## Task description
Reproduce the records below in full and word for word, excluding pictures.

## Data for this exercise
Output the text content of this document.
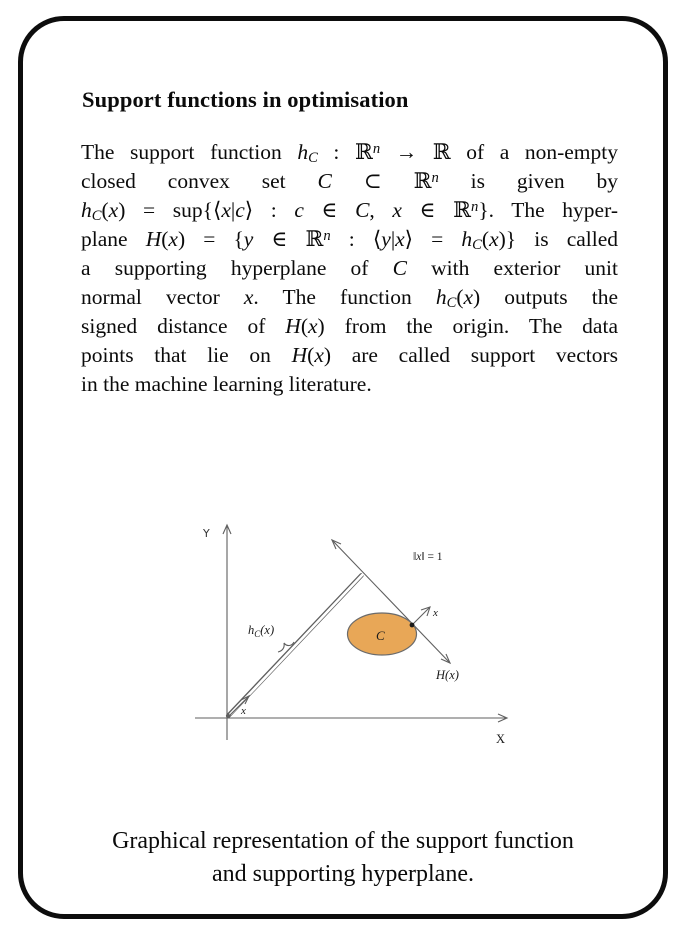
Support functions in optimisation
The support function hC : ℝ$^n$ → ℝ of a non-empty
closed convex set C ⊂ ℝ$^n$ is given by
hC(x) = sup{⟨x|c⟩ : c ∈ C, x ∈ ℝ$^n$}. The hyper-
plane H(x) = {y ∈ ℝ$^n$ : ⟨y|x⟩ = hC(x)} is called
a supporting hyperplane of C with exterior unit
normal vector x. The function hC(x) outputs the
signed distance of H(x) from the origin. The data
points that lie on H(x) are called support vectors
in the machine learning literature.
Y
X
‖x‖ = 1
$h_C(x)$
H(x)
C
x
x
Graphical representation of the support function
and supporting hyperplane.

## Reply to the exercise
Output the text content of this document.
Support functions in optimisation
The support function hC : ℝ$^n$ → ℝ of a non-empty
closed convex set C ⊂ ℝ$^n$ is given by
hC(x) = sup{⟨x|c⟩ : c ∈ C, x ∈ ℝ$^n$}. The hyper-
plane H(x) = {y ∈ ℝ$^n$ : ⟨y|x⟩ = hC(x)} is called
a supporting hyperplane of C with exterior unit
normal vector x. The function hC(x) outputs the
signed distance of H(x) from the origin. The data
points that lie on H(x) are called support vectors
in the machine learning literature.
Y
X
‖x‖ = 1
$h_C(x)$
H(x)
C
x
x
Graphical representation of the support function
and supporting hyperplane.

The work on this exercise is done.